WHAT TO WORK ON
From the entries below, gather each line containing the word "далее".

— start —

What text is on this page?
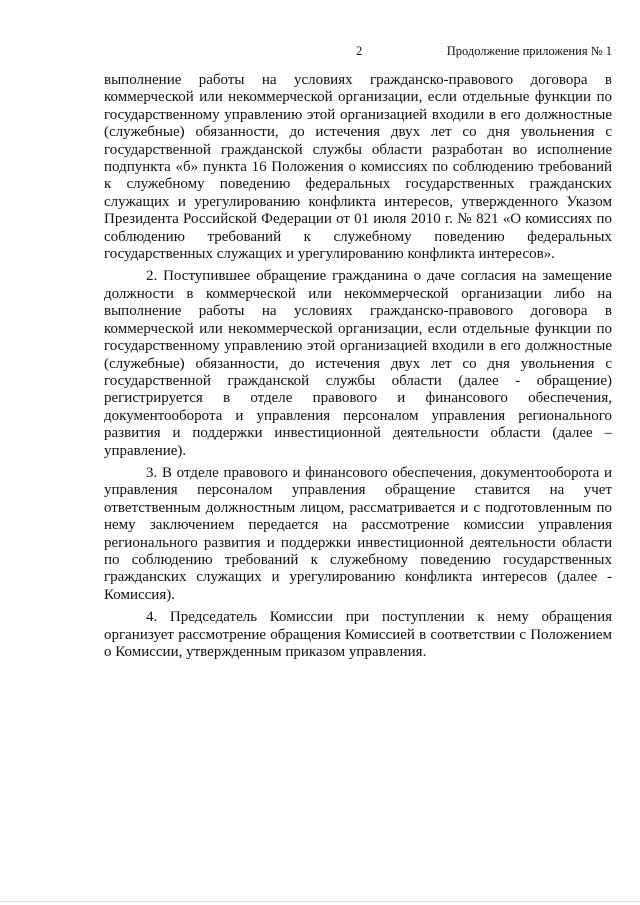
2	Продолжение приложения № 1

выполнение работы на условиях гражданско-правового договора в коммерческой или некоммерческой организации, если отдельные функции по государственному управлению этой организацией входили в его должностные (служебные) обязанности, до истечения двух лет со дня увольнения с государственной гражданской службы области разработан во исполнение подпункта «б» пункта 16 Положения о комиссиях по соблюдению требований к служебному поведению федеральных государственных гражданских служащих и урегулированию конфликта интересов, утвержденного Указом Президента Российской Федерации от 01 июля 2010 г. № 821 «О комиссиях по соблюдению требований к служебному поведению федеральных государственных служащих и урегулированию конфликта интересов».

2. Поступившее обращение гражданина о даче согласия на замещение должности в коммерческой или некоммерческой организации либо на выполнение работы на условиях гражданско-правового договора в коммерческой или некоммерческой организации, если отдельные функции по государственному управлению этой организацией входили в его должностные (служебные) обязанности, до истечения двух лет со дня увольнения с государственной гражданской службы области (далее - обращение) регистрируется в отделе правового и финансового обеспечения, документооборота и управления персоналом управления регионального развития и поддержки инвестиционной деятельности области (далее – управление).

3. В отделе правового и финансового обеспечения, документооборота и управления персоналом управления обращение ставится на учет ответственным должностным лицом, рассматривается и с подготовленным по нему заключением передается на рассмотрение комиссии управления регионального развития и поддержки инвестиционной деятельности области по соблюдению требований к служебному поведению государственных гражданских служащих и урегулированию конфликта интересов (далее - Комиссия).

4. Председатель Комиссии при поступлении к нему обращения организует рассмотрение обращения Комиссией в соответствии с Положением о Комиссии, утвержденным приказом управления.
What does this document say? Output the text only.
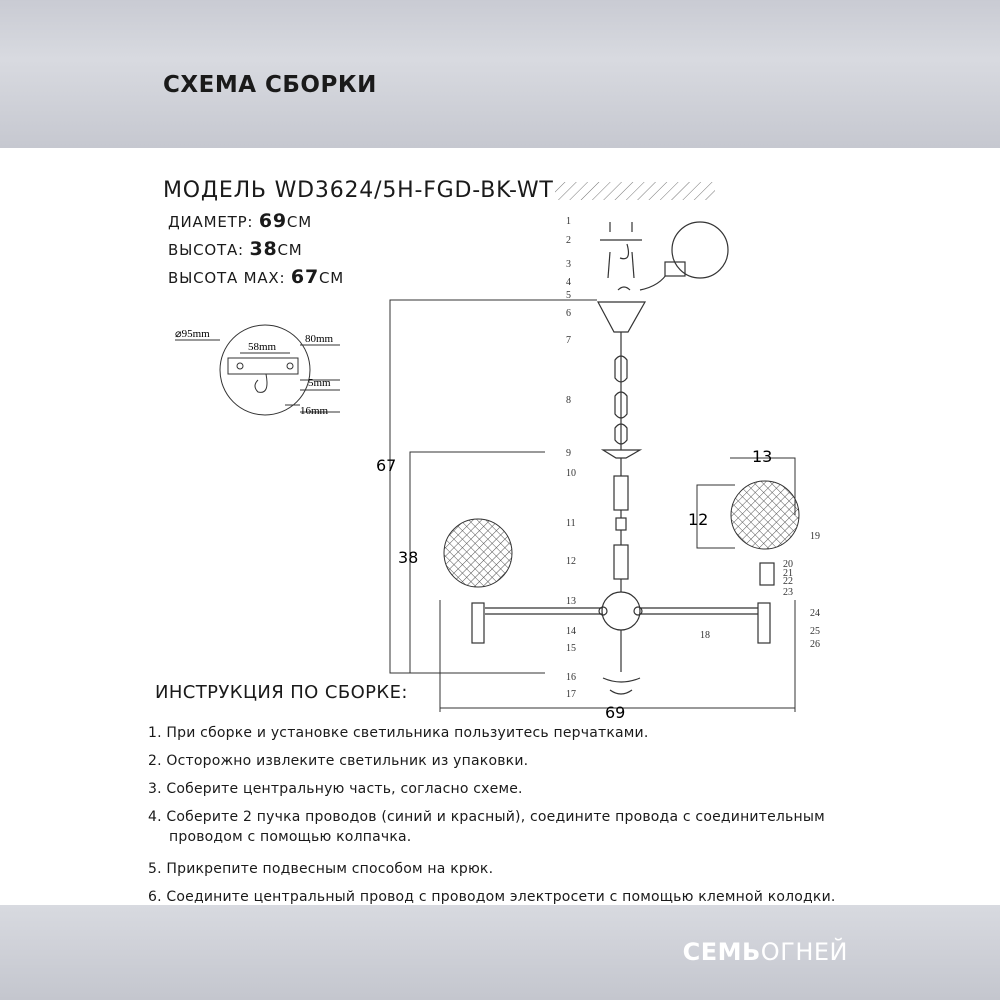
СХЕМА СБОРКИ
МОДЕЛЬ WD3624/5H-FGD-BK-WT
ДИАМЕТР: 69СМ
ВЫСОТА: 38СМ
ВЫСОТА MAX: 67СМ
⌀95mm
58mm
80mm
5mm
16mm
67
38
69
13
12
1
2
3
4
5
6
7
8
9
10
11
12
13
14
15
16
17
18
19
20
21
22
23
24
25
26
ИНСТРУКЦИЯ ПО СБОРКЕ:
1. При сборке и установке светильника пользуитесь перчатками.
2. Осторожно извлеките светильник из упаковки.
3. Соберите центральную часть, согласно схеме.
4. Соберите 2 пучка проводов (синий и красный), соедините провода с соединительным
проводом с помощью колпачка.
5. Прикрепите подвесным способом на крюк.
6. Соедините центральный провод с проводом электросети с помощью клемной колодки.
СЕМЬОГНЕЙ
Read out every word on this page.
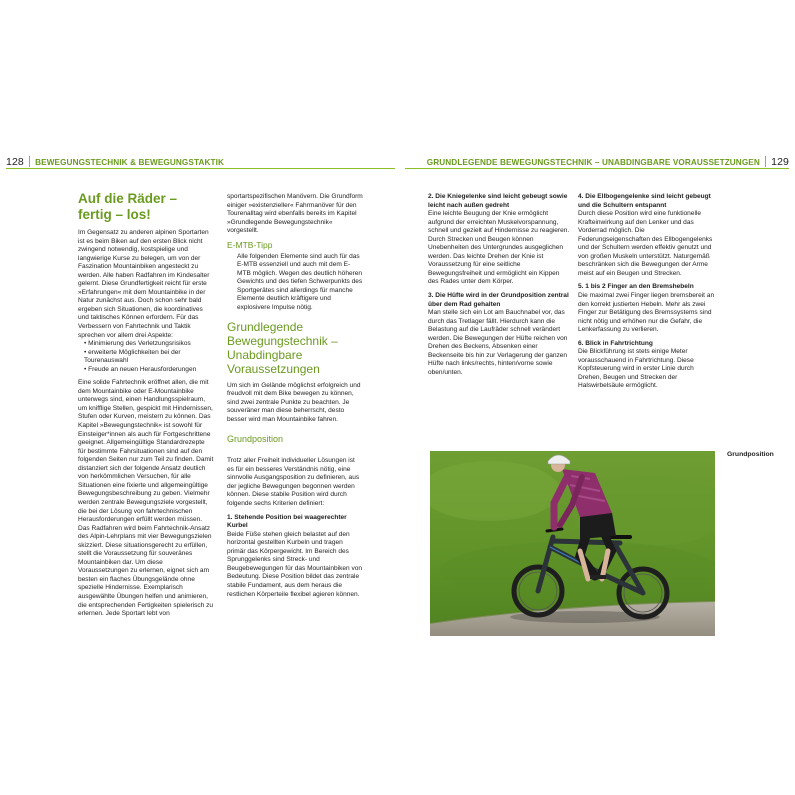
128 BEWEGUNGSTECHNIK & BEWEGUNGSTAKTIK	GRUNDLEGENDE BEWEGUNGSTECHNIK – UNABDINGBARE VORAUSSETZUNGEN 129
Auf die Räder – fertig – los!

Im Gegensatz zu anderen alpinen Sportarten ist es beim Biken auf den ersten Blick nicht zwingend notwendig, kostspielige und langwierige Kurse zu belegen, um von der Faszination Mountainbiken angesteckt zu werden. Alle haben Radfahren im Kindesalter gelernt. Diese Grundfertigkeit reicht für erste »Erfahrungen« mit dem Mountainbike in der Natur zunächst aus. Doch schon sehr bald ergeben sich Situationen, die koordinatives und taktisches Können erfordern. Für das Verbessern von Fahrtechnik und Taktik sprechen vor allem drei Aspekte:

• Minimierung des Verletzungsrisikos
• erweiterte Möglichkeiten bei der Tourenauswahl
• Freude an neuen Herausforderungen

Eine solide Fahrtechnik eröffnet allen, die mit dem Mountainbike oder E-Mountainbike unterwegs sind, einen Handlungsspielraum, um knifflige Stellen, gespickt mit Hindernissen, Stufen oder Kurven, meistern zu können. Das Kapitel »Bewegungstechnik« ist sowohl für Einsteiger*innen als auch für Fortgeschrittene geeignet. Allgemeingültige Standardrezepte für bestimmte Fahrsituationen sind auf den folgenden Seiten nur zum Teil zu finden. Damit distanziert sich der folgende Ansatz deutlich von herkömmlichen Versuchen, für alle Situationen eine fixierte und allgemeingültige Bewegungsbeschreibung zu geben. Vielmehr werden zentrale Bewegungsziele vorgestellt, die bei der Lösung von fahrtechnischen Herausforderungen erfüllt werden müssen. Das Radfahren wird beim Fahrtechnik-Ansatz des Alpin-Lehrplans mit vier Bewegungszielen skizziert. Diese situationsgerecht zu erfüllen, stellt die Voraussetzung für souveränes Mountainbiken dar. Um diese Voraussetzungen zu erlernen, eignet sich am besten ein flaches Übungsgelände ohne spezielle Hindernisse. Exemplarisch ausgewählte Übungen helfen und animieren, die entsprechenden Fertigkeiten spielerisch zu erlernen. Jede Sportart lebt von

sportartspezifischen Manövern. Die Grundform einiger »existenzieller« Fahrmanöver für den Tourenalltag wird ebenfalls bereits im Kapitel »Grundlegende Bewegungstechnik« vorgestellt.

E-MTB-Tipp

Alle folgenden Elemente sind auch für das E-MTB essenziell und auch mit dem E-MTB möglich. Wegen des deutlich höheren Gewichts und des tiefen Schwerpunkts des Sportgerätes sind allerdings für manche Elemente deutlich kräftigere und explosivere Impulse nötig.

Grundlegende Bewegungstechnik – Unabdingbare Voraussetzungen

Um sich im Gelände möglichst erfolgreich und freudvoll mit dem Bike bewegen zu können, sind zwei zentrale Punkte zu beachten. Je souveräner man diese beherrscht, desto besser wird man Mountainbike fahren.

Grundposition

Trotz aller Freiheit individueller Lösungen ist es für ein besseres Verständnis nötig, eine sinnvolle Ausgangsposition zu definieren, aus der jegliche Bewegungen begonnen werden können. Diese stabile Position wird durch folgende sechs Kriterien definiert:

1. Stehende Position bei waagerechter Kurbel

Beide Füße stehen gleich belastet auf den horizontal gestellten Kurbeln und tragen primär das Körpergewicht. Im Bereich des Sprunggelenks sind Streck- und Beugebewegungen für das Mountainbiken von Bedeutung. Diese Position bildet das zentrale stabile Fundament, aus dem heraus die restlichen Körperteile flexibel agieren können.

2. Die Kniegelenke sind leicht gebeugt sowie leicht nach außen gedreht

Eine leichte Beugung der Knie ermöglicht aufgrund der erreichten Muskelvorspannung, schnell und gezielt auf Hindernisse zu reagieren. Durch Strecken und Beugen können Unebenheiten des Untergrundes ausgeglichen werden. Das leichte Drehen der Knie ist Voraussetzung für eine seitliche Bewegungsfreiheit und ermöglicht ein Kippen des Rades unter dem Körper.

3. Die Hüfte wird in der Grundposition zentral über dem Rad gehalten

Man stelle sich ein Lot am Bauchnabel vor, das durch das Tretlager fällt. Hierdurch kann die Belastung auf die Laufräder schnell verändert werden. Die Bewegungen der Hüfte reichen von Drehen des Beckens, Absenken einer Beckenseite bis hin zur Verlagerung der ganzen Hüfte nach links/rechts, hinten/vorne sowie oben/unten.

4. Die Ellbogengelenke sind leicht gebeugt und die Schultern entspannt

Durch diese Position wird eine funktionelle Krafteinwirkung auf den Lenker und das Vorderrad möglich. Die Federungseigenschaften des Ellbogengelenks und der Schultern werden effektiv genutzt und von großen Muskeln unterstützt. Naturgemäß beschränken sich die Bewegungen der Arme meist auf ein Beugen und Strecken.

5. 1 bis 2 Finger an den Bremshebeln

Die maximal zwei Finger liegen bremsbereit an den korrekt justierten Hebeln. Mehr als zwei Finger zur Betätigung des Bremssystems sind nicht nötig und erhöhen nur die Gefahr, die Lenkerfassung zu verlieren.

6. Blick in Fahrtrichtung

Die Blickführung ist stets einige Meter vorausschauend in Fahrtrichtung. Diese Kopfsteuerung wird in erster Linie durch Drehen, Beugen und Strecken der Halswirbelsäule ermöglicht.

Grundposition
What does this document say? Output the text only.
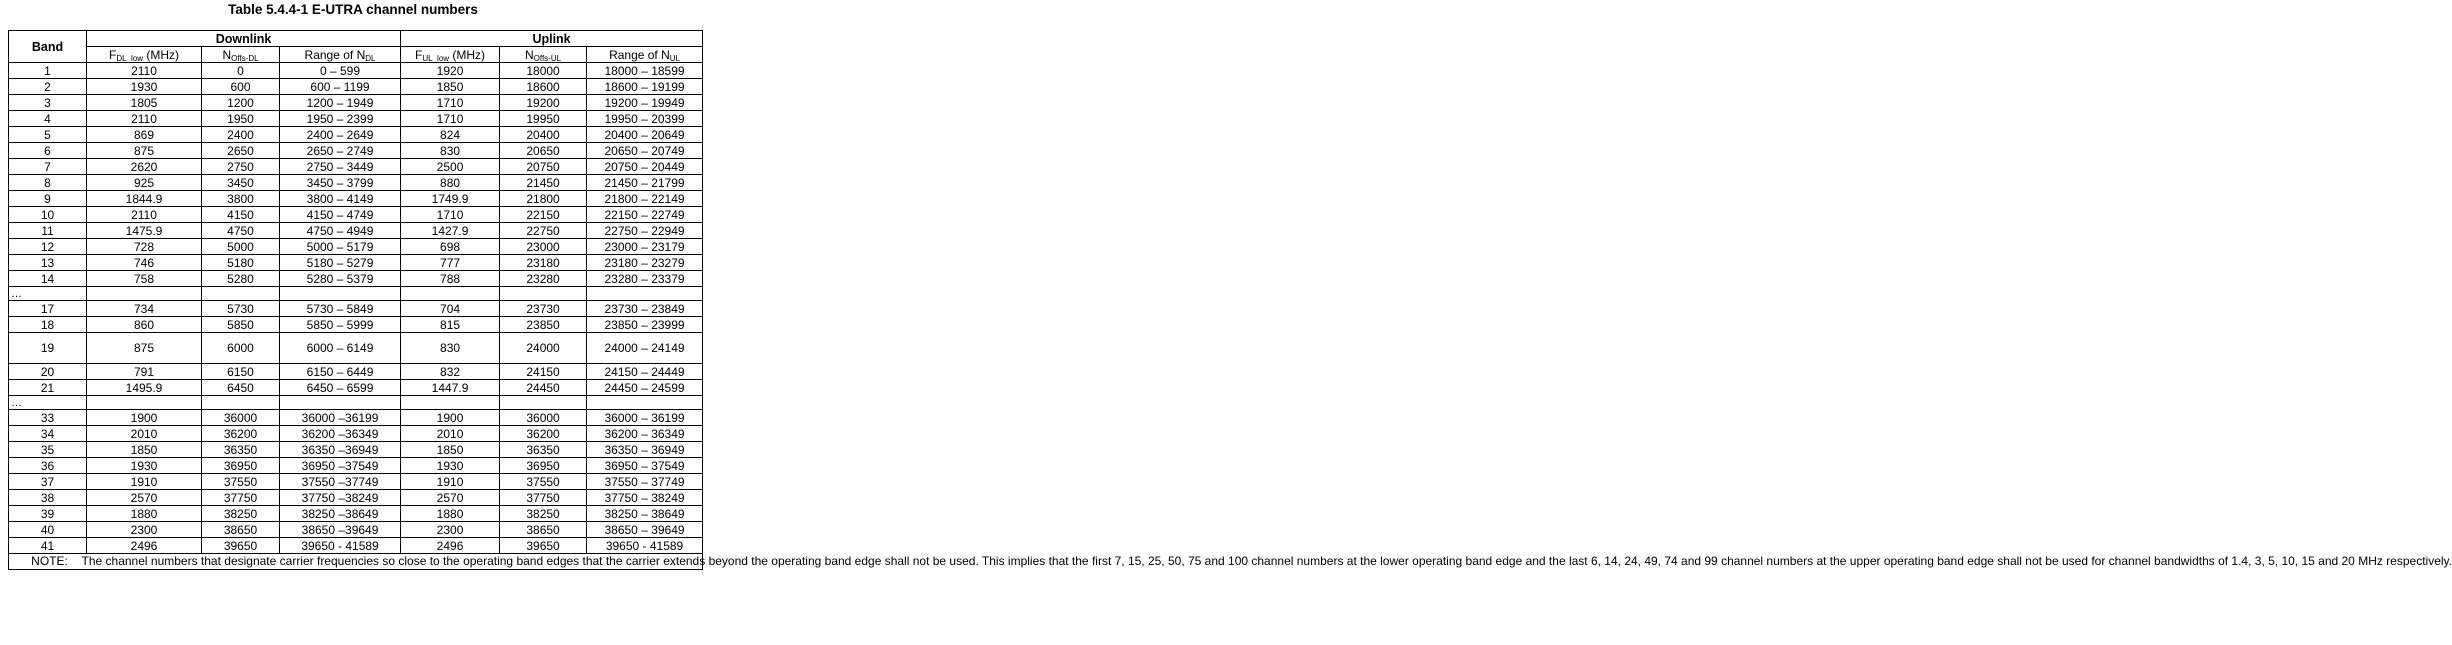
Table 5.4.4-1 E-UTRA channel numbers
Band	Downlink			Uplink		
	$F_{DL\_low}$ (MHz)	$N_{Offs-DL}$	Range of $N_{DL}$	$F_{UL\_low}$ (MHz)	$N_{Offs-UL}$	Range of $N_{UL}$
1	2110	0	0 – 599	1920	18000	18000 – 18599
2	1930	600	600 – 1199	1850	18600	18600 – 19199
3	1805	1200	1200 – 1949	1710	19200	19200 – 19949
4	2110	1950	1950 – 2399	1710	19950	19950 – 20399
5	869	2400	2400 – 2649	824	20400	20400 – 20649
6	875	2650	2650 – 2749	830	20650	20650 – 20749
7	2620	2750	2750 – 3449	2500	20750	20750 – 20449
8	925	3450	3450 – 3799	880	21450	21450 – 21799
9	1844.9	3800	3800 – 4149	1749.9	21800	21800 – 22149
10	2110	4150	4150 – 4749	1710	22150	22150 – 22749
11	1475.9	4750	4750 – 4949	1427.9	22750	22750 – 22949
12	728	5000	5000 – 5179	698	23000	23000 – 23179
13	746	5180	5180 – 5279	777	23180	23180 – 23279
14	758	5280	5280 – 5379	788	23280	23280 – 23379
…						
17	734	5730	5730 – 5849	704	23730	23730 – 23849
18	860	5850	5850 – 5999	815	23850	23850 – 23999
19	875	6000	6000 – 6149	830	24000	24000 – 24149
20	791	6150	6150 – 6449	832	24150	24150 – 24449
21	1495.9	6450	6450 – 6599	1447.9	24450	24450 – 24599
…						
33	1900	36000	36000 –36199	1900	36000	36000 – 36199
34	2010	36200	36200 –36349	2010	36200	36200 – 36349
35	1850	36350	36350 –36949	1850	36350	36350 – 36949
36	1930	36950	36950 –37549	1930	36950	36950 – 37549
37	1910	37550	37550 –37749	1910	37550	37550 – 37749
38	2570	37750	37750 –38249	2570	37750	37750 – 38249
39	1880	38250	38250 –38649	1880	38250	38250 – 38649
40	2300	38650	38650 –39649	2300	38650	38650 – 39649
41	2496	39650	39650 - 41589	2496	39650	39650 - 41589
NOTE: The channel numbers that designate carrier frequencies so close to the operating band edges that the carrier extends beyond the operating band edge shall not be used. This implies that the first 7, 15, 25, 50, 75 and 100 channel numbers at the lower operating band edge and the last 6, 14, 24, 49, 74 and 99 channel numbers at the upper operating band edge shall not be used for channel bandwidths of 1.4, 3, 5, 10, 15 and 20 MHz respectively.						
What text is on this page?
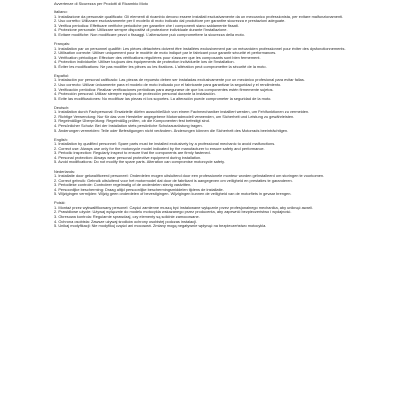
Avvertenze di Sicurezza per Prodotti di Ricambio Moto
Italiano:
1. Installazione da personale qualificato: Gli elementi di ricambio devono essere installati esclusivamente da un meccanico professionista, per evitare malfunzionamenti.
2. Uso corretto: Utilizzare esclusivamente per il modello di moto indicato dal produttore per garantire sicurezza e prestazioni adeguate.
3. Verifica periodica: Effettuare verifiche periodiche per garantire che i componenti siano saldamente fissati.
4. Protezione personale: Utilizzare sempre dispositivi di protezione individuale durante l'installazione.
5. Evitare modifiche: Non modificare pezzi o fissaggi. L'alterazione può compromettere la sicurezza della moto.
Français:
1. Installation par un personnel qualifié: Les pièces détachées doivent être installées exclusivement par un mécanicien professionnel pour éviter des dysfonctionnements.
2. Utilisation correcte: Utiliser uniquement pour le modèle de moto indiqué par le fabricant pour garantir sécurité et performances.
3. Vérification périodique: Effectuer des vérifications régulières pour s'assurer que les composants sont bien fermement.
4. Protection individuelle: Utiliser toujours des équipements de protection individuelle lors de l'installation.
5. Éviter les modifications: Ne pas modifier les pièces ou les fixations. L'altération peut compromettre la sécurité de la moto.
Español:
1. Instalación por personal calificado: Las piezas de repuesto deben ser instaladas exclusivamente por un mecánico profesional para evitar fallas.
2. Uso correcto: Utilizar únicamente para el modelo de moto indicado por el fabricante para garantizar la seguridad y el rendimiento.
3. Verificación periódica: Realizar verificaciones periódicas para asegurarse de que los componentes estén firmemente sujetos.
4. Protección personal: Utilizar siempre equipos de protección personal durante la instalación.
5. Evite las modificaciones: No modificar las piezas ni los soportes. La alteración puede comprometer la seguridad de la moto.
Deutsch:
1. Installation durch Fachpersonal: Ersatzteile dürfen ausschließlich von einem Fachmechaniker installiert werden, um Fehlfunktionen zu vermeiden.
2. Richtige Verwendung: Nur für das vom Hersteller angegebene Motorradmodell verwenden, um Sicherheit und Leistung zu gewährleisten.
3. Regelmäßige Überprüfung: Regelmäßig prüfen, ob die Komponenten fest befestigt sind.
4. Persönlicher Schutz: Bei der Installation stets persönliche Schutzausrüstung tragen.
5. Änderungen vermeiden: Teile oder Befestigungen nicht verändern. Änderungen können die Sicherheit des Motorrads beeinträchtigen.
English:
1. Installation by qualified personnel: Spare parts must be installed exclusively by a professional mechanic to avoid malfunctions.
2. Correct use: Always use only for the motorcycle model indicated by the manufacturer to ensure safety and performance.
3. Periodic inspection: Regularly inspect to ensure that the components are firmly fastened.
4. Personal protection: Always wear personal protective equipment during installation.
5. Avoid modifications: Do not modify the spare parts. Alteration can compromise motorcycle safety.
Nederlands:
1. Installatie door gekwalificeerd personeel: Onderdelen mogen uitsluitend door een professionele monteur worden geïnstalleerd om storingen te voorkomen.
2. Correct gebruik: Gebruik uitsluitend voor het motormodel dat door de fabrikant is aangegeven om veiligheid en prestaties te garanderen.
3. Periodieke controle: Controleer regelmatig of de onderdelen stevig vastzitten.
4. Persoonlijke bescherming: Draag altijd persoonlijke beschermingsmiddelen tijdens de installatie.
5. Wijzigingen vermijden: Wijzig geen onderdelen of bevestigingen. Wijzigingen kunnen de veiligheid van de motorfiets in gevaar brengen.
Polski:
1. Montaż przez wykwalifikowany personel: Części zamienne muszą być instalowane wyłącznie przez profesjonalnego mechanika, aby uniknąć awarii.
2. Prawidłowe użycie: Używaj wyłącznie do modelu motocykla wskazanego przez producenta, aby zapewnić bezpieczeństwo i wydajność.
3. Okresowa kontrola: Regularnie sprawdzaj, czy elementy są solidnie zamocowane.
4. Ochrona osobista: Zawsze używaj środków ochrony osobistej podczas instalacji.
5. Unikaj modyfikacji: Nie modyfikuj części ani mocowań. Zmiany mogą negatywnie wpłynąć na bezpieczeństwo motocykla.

— end —

SOLUTION FOR THIS EXERCISE
2. Поступившее обращение гражданина о даче согласия на замещение должности в коммерческой или некоммерческой организации либо на выполнение работы на условиях гражданско-правового договора в коммерческой или некоммерческой организации, если отдельные функции по государственному управлению этой организацией входили в его должностные (служебные) обязанности, до истечения двух лет со дня увольнения с государственной гражданской службы области (далее - обращение) регистрируется в отделе правового и финансового обеспечения, документооборота и управления персоналом управления регионального развития и поддержки инвестиционной деятельности области (далее – управление).
3. В отделе правового и финансового обеспечения, документооборота и управления персоналом управления обращение ставится на учет ответственным должностным лицом, рассматривается и с подготовленным по нему заключением передается на рассмотрение комиссии управления регионального развития и поддержки инвестиционной деятельности области по соблюдению требований к служебному поведению государственных гражданских служащих и урегулированию конфликта интересов (далее - Комиссия).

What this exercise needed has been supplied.